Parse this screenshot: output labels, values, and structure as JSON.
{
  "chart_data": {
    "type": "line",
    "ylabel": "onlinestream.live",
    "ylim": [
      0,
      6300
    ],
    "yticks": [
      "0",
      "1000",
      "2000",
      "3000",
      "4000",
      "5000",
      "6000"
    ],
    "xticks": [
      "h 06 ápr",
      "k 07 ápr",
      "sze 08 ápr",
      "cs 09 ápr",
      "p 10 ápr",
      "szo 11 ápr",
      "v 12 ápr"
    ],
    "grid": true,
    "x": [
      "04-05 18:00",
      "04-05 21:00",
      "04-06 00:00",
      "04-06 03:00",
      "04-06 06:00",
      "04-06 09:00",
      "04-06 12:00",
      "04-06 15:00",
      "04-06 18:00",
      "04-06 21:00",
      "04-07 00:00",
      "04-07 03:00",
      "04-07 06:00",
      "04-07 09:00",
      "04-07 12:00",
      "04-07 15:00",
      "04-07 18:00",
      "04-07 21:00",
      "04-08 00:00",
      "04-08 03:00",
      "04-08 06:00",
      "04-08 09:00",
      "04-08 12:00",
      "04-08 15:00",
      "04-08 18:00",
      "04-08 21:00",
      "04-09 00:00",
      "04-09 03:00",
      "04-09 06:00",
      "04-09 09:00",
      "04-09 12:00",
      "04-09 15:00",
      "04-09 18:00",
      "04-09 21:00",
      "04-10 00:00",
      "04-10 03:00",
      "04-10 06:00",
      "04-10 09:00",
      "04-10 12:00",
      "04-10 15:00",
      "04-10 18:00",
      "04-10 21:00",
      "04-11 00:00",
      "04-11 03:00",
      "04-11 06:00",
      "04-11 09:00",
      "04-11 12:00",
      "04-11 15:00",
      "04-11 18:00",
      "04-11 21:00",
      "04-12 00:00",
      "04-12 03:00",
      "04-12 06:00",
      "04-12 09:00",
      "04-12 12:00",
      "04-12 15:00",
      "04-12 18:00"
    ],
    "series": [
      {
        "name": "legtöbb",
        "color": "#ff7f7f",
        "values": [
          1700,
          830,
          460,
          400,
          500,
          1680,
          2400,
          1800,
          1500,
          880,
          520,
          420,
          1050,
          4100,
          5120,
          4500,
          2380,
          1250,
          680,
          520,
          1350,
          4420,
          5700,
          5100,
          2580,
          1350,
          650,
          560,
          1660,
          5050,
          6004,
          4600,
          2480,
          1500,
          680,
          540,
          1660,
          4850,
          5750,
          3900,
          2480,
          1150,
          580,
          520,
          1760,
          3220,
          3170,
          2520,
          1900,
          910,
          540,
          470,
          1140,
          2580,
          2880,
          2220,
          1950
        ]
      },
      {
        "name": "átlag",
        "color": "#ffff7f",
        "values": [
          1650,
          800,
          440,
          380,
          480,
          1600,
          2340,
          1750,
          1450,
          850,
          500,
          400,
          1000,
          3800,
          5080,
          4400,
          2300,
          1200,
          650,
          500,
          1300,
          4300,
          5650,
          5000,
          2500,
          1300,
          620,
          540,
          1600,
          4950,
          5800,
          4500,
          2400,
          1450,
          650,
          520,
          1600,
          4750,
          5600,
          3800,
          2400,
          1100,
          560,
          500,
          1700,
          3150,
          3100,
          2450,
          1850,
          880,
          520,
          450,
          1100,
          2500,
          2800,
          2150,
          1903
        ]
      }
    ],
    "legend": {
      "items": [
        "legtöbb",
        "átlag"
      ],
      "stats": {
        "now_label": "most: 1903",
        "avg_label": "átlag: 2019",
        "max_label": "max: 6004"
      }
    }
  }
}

=-=-=-=-=

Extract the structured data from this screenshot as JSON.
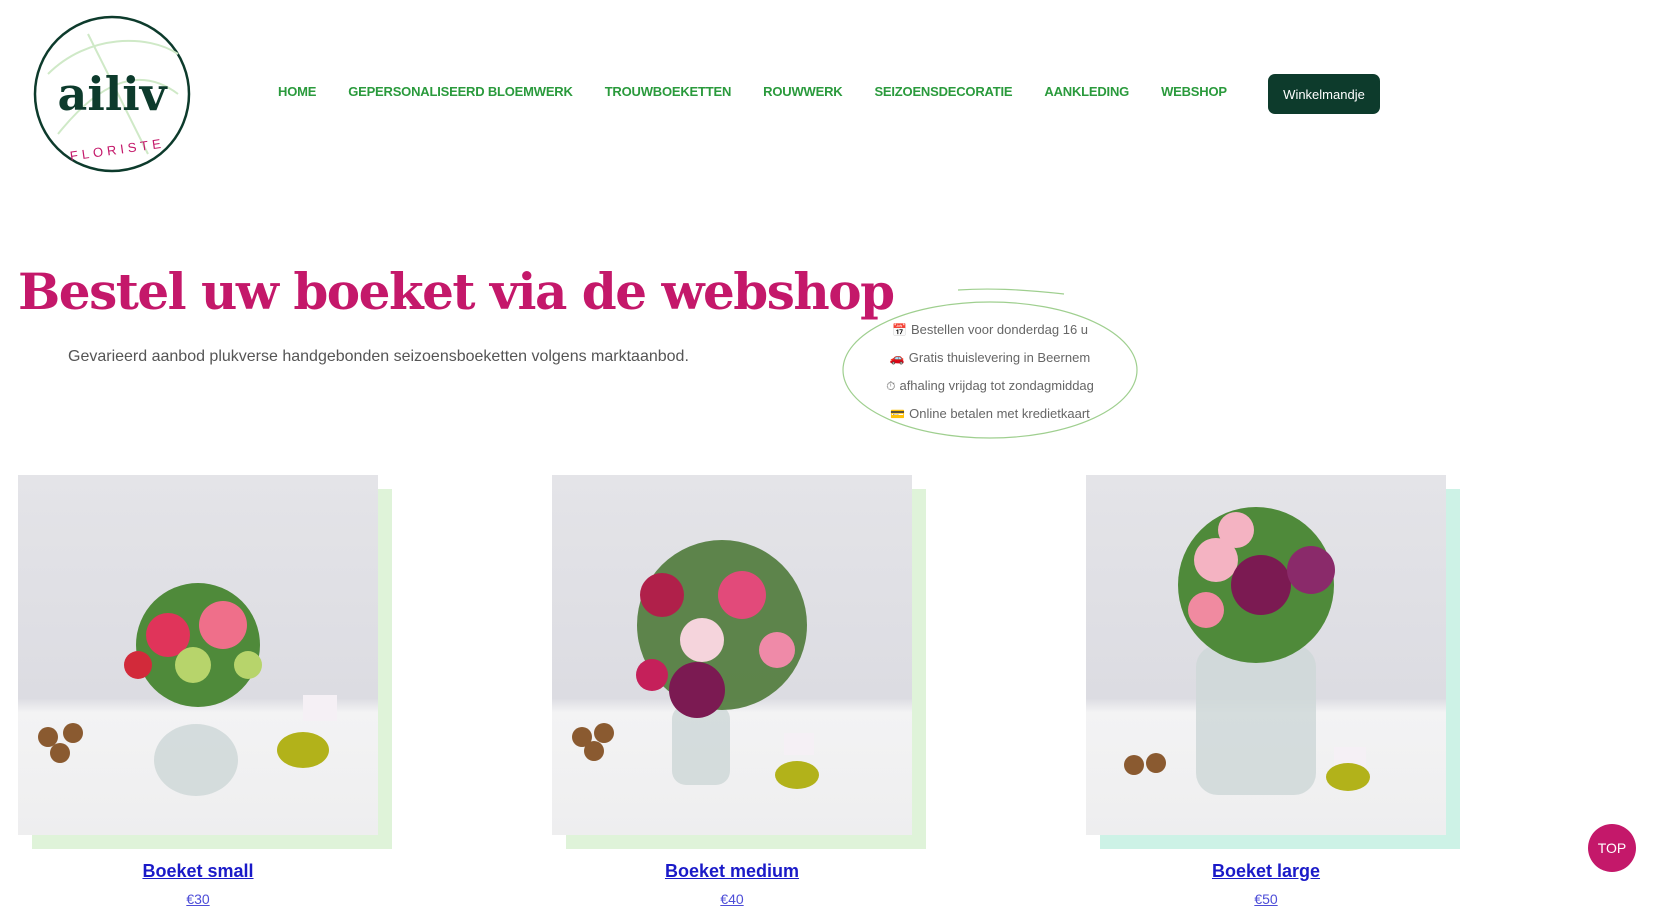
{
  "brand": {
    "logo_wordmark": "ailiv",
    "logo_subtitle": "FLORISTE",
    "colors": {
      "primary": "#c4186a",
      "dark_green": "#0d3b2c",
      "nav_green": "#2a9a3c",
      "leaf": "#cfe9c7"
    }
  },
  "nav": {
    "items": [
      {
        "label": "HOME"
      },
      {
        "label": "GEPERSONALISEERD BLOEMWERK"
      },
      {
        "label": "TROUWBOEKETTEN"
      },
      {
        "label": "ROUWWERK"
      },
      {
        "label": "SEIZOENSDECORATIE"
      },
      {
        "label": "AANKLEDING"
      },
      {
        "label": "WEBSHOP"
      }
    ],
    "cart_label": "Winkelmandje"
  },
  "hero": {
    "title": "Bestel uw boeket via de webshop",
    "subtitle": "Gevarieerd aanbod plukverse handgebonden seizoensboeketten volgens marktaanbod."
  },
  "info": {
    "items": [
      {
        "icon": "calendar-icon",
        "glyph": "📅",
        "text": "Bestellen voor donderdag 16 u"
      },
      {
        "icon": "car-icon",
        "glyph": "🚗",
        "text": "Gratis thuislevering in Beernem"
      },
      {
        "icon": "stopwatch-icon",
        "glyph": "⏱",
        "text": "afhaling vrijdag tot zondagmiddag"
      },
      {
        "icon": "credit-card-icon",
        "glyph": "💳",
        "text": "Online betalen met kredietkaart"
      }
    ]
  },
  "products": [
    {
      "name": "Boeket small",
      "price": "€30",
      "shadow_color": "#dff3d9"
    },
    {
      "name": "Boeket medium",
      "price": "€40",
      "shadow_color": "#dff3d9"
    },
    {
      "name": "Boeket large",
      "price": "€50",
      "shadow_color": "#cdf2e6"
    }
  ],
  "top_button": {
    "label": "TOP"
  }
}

=-=-=-=-=

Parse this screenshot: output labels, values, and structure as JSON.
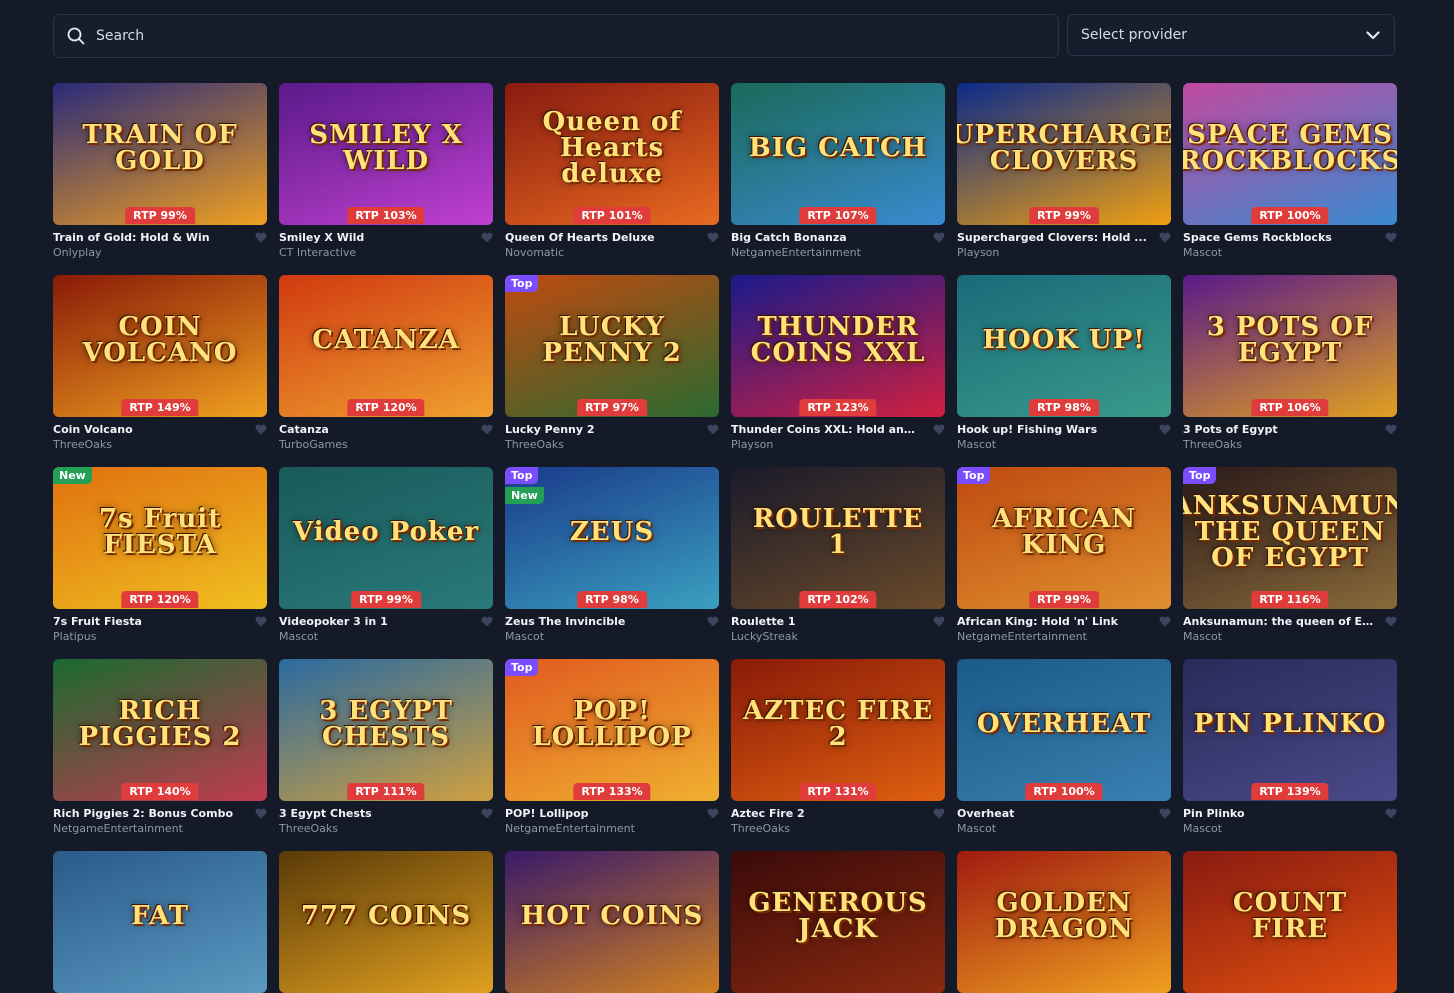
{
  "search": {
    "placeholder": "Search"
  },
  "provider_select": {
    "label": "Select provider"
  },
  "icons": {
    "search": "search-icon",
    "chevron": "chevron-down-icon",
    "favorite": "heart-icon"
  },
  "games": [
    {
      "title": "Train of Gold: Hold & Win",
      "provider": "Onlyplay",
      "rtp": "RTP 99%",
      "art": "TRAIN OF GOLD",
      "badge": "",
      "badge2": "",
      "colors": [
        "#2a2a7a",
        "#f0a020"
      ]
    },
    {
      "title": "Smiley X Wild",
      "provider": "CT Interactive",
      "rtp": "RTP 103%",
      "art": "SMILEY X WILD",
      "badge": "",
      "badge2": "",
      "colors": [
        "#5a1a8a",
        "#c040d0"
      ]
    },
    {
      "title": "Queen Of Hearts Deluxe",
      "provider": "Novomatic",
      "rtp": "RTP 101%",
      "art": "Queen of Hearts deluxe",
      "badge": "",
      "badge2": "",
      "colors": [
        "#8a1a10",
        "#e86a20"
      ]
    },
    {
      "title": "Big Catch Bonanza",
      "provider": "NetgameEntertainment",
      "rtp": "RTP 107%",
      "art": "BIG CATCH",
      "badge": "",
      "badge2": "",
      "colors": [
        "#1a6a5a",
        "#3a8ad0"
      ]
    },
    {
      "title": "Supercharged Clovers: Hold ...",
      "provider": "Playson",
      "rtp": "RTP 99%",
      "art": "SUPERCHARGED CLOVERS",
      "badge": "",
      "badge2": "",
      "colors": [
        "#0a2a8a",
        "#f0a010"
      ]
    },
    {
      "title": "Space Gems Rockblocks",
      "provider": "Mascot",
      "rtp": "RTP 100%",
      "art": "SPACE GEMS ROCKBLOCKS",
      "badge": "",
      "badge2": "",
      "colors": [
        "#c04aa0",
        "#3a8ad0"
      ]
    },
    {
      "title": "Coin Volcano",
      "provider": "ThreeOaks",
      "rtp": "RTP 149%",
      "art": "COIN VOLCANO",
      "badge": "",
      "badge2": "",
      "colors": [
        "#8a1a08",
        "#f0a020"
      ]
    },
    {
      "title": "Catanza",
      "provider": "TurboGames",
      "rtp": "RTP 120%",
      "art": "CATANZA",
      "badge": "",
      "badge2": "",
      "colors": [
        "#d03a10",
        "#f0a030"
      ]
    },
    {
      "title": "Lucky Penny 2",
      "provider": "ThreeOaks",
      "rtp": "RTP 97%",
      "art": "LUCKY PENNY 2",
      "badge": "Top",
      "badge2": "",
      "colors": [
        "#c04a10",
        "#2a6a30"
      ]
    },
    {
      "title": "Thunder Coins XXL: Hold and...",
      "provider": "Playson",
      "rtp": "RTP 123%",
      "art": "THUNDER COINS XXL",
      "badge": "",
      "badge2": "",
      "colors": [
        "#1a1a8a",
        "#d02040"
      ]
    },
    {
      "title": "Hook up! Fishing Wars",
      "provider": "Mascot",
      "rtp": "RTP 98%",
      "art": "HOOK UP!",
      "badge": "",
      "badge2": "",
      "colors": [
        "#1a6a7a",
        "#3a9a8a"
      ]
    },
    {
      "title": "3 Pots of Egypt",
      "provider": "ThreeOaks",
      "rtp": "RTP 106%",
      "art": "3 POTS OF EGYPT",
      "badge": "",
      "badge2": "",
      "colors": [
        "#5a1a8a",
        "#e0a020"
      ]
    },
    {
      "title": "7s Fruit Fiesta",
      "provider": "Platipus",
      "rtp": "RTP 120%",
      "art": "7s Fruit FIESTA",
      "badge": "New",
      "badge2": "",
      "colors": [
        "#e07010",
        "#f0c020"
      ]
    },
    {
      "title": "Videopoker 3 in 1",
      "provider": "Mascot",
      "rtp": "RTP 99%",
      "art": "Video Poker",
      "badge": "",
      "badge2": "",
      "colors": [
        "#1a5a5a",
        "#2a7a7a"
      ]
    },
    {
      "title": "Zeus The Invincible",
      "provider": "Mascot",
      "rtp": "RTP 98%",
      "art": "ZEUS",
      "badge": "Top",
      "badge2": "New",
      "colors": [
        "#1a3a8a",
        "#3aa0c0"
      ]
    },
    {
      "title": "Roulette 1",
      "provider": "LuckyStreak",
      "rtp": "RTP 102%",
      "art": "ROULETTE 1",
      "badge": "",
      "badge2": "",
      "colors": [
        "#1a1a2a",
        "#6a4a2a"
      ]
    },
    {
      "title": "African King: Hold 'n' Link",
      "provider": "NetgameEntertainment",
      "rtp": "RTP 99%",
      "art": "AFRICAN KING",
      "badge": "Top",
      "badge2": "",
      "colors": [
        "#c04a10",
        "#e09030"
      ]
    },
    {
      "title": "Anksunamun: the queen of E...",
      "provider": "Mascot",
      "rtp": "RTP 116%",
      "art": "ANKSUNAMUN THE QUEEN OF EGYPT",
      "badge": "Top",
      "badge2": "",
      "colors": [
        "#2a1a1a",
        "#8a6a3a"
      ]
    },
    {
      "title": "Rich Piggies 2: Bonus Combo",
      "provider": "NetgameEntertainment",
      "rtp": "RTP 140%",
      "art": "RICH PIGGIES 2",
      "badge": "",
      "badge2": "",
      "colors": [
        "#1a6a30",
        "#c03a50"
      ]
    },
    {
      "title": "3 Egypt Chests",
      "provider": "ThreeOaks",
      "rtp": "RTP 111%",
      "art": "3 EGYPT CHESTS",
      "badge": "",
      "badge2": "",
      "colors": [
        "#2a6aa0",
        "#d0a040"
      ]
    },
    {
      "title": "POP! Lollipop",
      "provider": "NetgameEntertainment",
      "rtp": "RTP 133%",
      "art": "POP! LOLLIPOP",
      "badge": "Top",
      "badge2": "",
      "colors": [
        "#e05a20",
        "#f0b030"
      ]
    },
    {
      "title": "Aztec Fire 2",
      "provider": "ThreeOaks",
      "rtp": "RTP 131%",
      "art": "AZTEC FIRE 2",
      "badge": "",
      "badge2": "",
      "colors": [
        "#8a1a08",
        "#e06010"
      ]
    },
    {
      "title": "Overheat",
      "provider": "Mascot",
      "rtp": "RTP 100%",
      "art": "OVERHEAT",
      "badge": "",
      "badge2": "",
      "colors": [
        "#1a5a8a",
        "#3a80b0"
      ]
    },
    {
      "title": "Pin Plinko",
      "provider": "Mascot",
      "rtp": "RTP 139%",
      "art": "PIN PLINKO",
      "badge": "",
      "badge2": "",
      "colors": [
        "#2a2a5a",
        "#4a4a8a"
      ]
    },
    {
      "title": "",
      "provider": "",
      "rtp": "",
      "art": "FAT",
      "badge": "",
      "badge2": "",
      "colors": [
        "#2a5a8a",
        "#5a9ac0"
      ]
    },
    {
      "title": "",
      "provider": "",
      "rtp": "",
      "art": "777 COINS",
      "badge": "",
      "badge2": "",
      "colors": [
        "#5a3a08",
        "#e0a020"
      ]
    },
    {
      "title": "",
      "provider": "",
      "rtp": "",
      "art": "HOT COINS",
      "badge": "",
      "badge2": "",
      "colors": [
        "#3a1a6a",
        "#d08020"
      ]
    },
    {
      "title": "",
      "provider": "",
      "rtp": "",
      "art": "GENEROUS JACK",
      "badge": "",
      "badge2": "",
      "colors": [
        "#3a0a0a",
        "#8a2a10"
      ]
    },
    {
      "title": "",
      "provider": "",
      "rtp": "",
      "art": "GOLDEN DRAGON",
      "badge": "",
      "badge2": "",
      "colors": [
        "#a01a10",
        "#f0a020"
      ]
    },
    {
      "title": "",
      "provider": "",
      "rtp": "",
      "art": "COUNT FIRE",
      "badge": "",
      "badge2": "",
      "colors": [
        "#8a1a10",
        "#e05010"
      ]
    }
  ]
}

=-=-=-=-=

PROBLEM DETAILS: All lines of the data above that include the word "name" must be shown.

COMPLETED EXERCISE:
        "name": "legtöbb",
        "name": "átlag",
      "name": "Boeket small",
      "name": "Boeket medium",
      "name": "Boeket large",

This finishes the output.